GIVEN INSTRUCTION: Determine the number of lines in the data that include the word "Viktoria", and write only that number.

☆ ☆ ☆ ☆ ☆

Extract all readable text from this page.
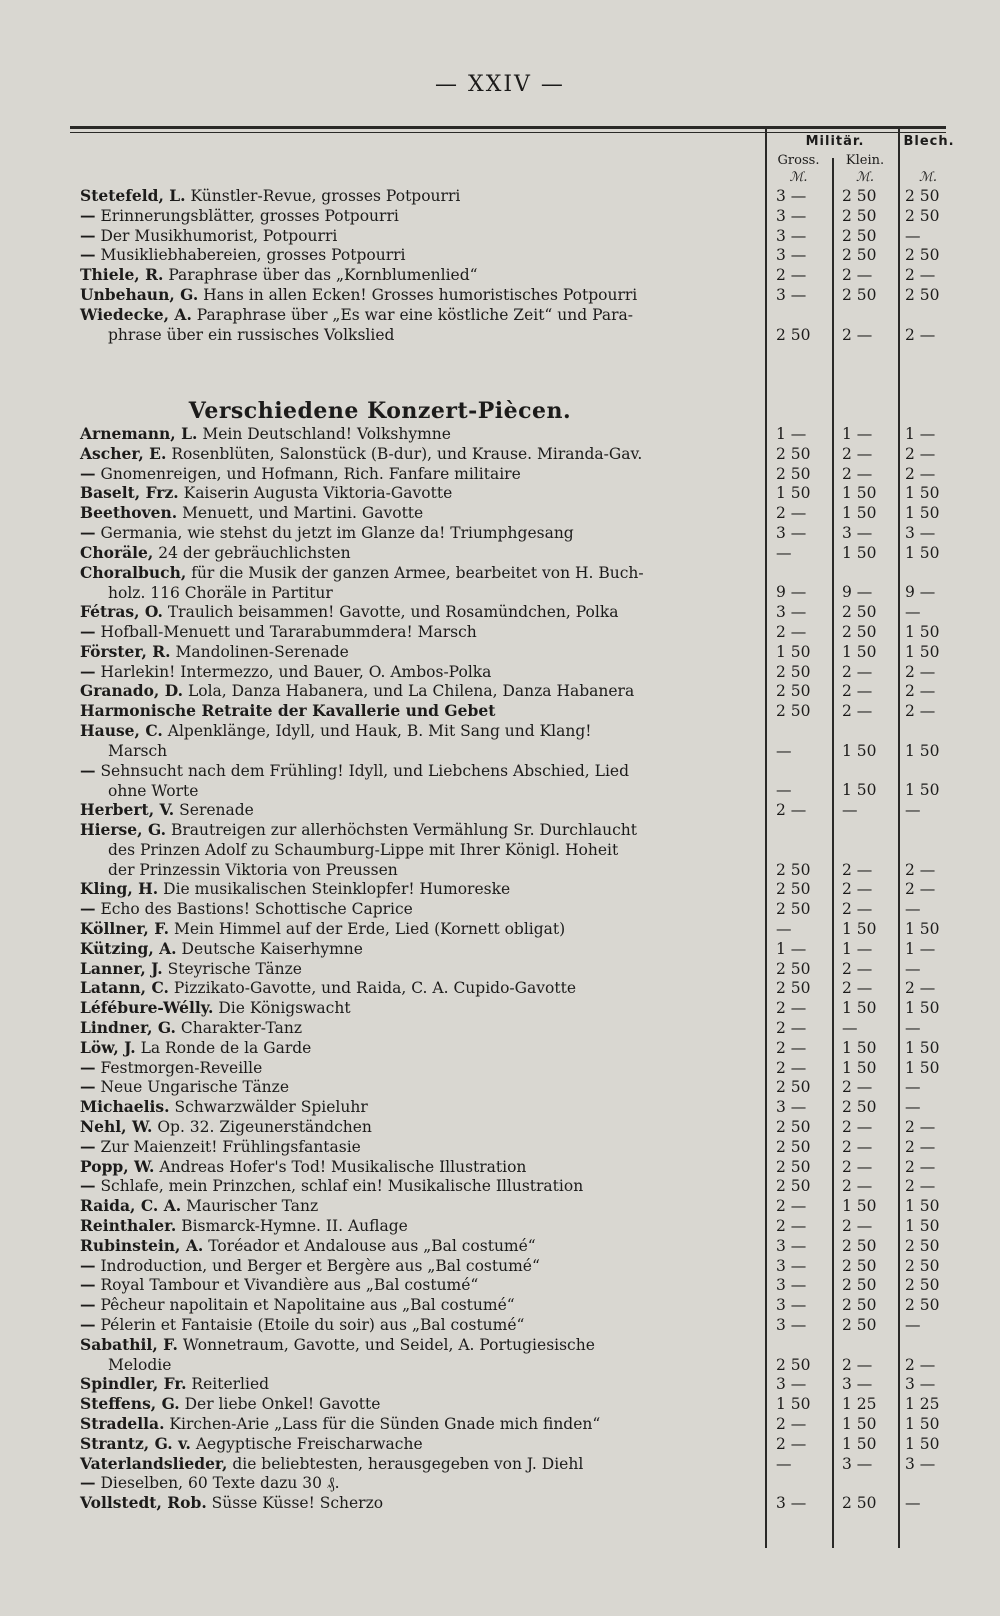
— XXIV —
Militär.	Blech.
Gross.	Klein.
ℳ.	ℳ.	ℳ.
Verschiedene Konzert-Piècen.
Stetefeld, L. Künstler-Revue, grosses Potpourri	3 —	2 50	2 50
— Erinnerungsblätter, grosses Potpourri	3 —	2 50	2 50
— Der Musikhumorist, Potpourri	3 —	2 50	—
— Musikliebhabereien, grosses Potpourri	3 —	2 50	2 50
Thiele, R. Paraphrase über das „Kornblumenlied“	2 —	2 —	2 —
Unbehaun, G. Hans in allen Ecken! Grosses humoristisches Potpourri	3 —	2 50	2 50
Wiedecke, A. Paraphrase über „Es war eine köstliche Zeit“ und Para-
phrase über ein russisches Volkslied	2 50	2 —	2 —
Arnemann, L. Mein Deutschland! Volkshymne	1 —	1 —	1 —
Ascher, E. Rosenblüten, Salonstück (B-dur), und Krause. Miranda-Gav.	2 50	2 —	2 —
— Gnomenreigen, und Hofmann, Rich. Fanfare militaire	2 50	2 —	2 —
Baselt, Frz. Kaiserin Augusta Viktoria-Gavotte	1 50	1 50	1 50
Beethoven. Menuett, und Martini. Gavotte	2 —	1 50	1 50
— Germania, wie stehst du jetzt im Glanze da! Triumphgesang	3 —	3 —	3 —
Choräle, 24 der gebräuchlichsten	—	1 50	1 50
Choralbuch, für die Musik der ganzen Armee, bearbeitet von H. Buch-
holz. 116 Choräle in Partitur	9 —	9 —	9 —
Fétras, O. Traulich beisammen! Gavotte, und Rosamündchen, Polka	3 —	2 50	—
— Hofball-Menuett und Tararabummdera! Marsch	2 —	2 50	1 50
Förster, R. Mandolinen-Serenade	1 50	1 50	1 50
— Harlekin! Intermezzo, und Bauer, O. Ambos-Polka	2 50	2 —	2 —
Granado, D. Lola, Danza Habanera, und La Chilena, Danza Habanera	2 50	2 —	2 —
Harmonische Retraite der Kavallerie und Gebet	2 50	2 —	2 —
Hause, C. Alpenklänge, Idyll, und Hauk, B. Mit Sang und Klang!
Marsch	—	1 50	1 50
— Sehnsucht nach dem Frühling! Idyll, und Liebchens Abschied, Lied
ohne Worte	—	1 50	1 50
Herbert, V. Serenade	2 —	—	—
Hierse, G. Brautreigen zur allerhöchsten Vermählung Sr. Durchlaucht
des Prinzen Adolf zu Schaumburg-Lippe mit Ihrer Königl. Hoheit
der Prinzessin Viktoria von Preussen	2 50	2 —	2 —
Kling, H. Die musikalischen Steinklopfer! Humoreske	2 50	2 —	2 —
— Echo des Bastions! Schottische Caprice	2 50	2 —	—
Köllner, F. Mein Himmel auf der Erde, Lied (Kornett obligat)	—	1 50	1 50
Kützing, A. Deutsche Kaiserhymne	1 —	1 —	1 —
Lanner, J. Steyrische Tänze	2 50	2 —	—
Latann, C. Pizzikato-Gavotte, und Raida, C. A. Cupido-Gavotte	2 50	2 —	2 —
Léfébure-Wélly. Die Königswacht	2 —	1 50	1 50
Lindner, G. Charakter-Tanz	2 —	—	—
Löw, J. La Ronde de la Garde	2 —	1 50	1 50
— Festmorgen-Reveille	2 —	1 50	1 50
— Neue Ungarische Tänze	2 50	2 —	—
Michaelis. Schwarzwälder Spieluhr	3 —	2 50	—
Nehl, W. Op. 32. Zigeunerständchen	2 50	2 —	2 —
— Zur Maienzeit! Frühlingsfantasie	2 50	2 —	2 —
Popp, W. Andreas Hofer's Tod! Musikalische Illustration	2 50	2 —	2 —
— Schlafe, mein Prinzchen, schlaf ein! Musikalische Illustration	2 50	2 —	2 —
Raida, C. A. Maurischer Tanz	2 —	1 50	1 50
Reinthaler. Bismarck-Hymne. II. Auflage	2 —	2 —	1 50
Rubinstein, A. Toréador et Andalouse aus „Bal costumé“	3 —	2 50	2 50
— Indroduction, und Berger et Bergère aus „Bal costumé“	3 —	2 50	2 50
— Royal Tambour et Vivandière aus „Bal costumé“	3 —	2 50	2 50
— Pêcheur napolitain et Napolitaine aus „Bal costumé“	3 —	2 50	2 50
— Pélerin et Fantaisie (Etoile du soir) aus „Bal costumé“	3 —	2 50	—
Sabathil, F. Wonnetraum, Gavotte, und Seidel, A. Portugiesische
Melodie	2 50	2 —	2 —
Spindler, Fr. Reiterlied	3 —	3 —	3 —
Steffens, G. Der liebe Onkel! Gavotte	1 50	1 25	1 25
Stradella. Kirchen-Arie „Lass für die Sünden Gnade mich finden“	2 —	1 50	1 50
Strantz, G. v. Aegyptische Freischarwache	2 —	1 50	1 50
Vaterlandslieder, die beliebtesten, herausgegeben von J. Diehl	—	3 —	3 —
— Dieselben, 60 Texte dazu 30 ₰.
Vollstedt, Rob. Süsse Küsse! Scherzo	3 —	2 50	—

☆ ☆ ☆ ☆ ☆

TASK OUTPUT: 2